- Exercise brief -
Without changing a character, return the entries, but not the images they hold.
=======
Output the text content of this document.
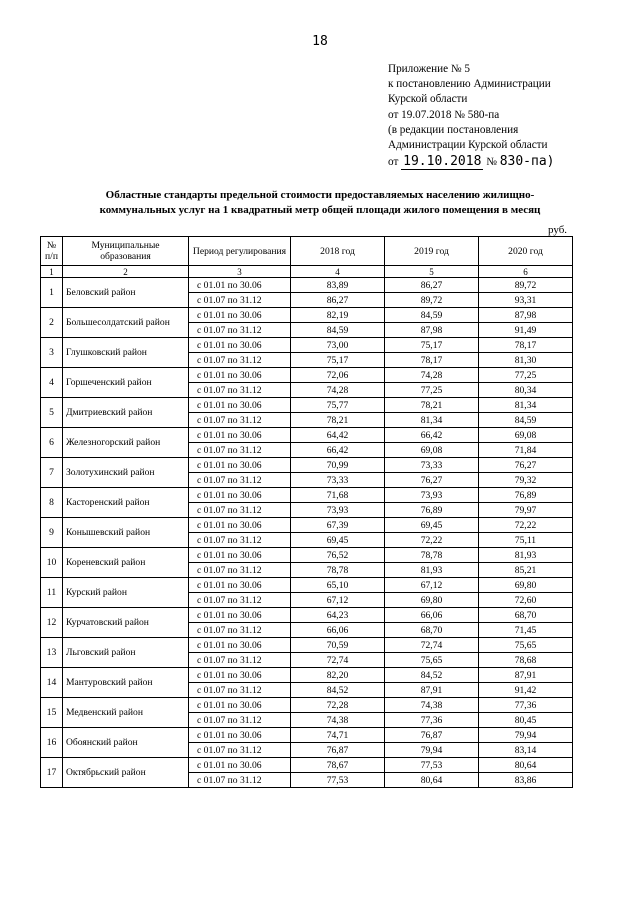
18
Приложение № 5
к постановлению Администрации
Курской области
от 19.07.2018 № 580-па
(в редакции постановления
Администрации Курской области
от 19.10.2018 № 830-па)
Областные стандарты предельной стоимости предоставляемых населению жилищно-
коммунальных услуг на 1 квадратный метр общей площади жилого помещения в месяц
руб.
№ п/п	Муниципальные образования	Период регулирования	2018 год	2019 год	2020 год
1	2	3	4	5	6
1	Беловский район	с 01.01 по 30.06	83,89	86,27	89,72
		с 01.07 по 31.12	86,27	89,72	93,31
2	Большесолдатский район	с 01.01 по 30.06	82,19	84,59	87,98
		с 01.07 по 31.12	84,59	87,98	91,49
3	Глушковский район	с 01.01 по 30.06	73,00	75,17	78,17
		с 01.07 по 31.12	75,17	78,17	81,30
4	Горшеченский район	с 01.01 по 30.06	72,06	74,28	77,25
		с 01.07 по 31.12	74,28	77,25	80,34
5	Дмитриевский район	с 01.01 по 30.06	75,77	78,21	81,34
		с 01.07 по 31.12	78,21	81,34	84,59
6	Железногорский район	с 01.01 по 30.06	64,42	66,42	69,08
		с 01.07 по 31.12	66,42	69,08	71,84
7	Золотухинский район	с 01.01 по 30.06	70,99	73,33	76,27
		с 01.07 по 31.12	73,33	76,27	79,32
8	Касторенский район	с 01.01 по 30.06	71,68	73,93	76,89
		с 01.07 по 31.12	73,93	76,89	79,97
9	Конышевский район	с 01.01 по 30.06	67,39	69,45	72,22
		с 01.07 по 31.12	69,45	72,22	75,11
10	Кореневский район	с 01.01 по 30.06	76,52	78,78	81,93
		с 01.07 по 31.12	78,78	81,93	85,21
11	Курский район	с 01.01 по 30.06	65,10	67,12	69,80
		с 01.07 по 31.12	67,12	69,80	72,60
12	Курчатовский район	с 01.01 по 30.06	64,23	66,06	68,70
		с 01.07 по 31.12	66,06	68,70	71,45
13	Льговский район	с 01.01 по 30.06	70,59	72,74	75,65
		с 01.07 по 31.12	72,74	75,65	78,68
14	Мантуровский район	с 01.01 по 30.06	82,20	84,52	87,91
		с 01.07 по 31.12	84,52	87,91	91,42
15	Медвенский район	с 01.01 по 30.06	72,28	74,38	77,36
		с 01.07 по 31.12	74,38	77,36	80,45
16	Обоянский район	с 01.01 по 30.06	74,71	76,87	79,94
		с 01.07 по 31.12	76,87	79,94	83,14
17	Октябрьский район	с 01.01 по 30.06	78,67	77,53	80,64
		с 01.07 по 31.12	77,53	80,64	83,86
=======
- Response to the exercise -
Output the text content of this document.
18
Приложение № 5
к постановлению Администрации
Курской области
от 19.07.2018 № 580-па
(в редакции постановления
Администрации Курской области
от 19.10.2018 № 830-па)
Областные стандарты предельной стоимости предоставляемых населению жилищно-
коммунальных услуг на 1 квадратный метр общей площади жилого помещения в месяц
руб.
№ п/п	Муниципальные образования	Период регулирования	2018 год	2019 год	2020 год
1	2	3	4	5	6
1	Беловский район	с 01.01 по 30.06	83,89	86,27	89,72
		с 01.07 по 31.12	86,27	89,72	93,31
2	Большесолдатский район	с 01.01 по 30.06	82,19	84,59	87,98
		с 01.07 по 31.12	84,59	87,98	91,49
3	Глушковский район	с 01.01 по 30.06	73,00	75,17	78,17
		с 01.07 по 31.12	75,17	78,17	81,30
4	Горшеченский район	с 01.01 по 30.06	72,06	74,28	77,25
		с 01.07 по 31.12	74,28	77,25	80,34
5	Дмитриевский район	с 01.01 по 30.06	75,77	78,21	81,34
		с 01.07 по 31.12	78,21	81,34	84,59
6	Железногорский район	с 01.01 по 30.06	64,42	66,42	69,08
		с 01.07 по 31.12	66,42	69,08	71,84
7	Золотухинский район	с 01.01 по 30.06	70,99	73,33	76,27
		с 01.07 по 31.12	73,33	76,27	79,32
8	Касторенский район	с 01.01 по 30.06	71,68	73,93	76,89
		с 01.07 по 31.12	73,93	76,89	79,97
9	Конышевский район	с 01.01 по 30.06	67,39	69,45	72,22
		с 01.07 по 31.12	69,45	72,22	75,11
10	Кореневский район	с 01.01 по 30.06	76,52	78,78	81,93
		с 01.07 по 31.12	78,78	81,93	85,21
11	Курский район	с 01.01 по 30.06	65,10	67,12	69,80
		с 01.07 по 31.12	67,12	69,80	72,60
12	Курчатовский район	с 01.01 по 30.06	64,23	66,06	68,70
		с 01.07 по 31.12	66,06	68,70	71,45
13	Льговский район	с 01.01 по 30.06	70,59	72,74	75,65
		с 01.07 по 31.12	72,74	75,65	78,68
14	Мантуровский район	с 01.01 по 30.06	82,20	84,52	87,91
		с 01.07 по 31.12	84,52	87,91	91,42
15	Медвенский район	с 01.01 по 30.06	72,28	74,38	77,36
		с 01.07 по 31.12	74,38	77,36	80,45
16	Обоянский район	с 01.01 по 30.06	74,71	76,87	79,94
		с 01.07 по 31.12	76,87	79,94	83,14
17	Октябрьский район	с 01.01 по 30.06	78,67	77,53	80,64
		с 01.07 по 31.12	77,53	80,64	83,86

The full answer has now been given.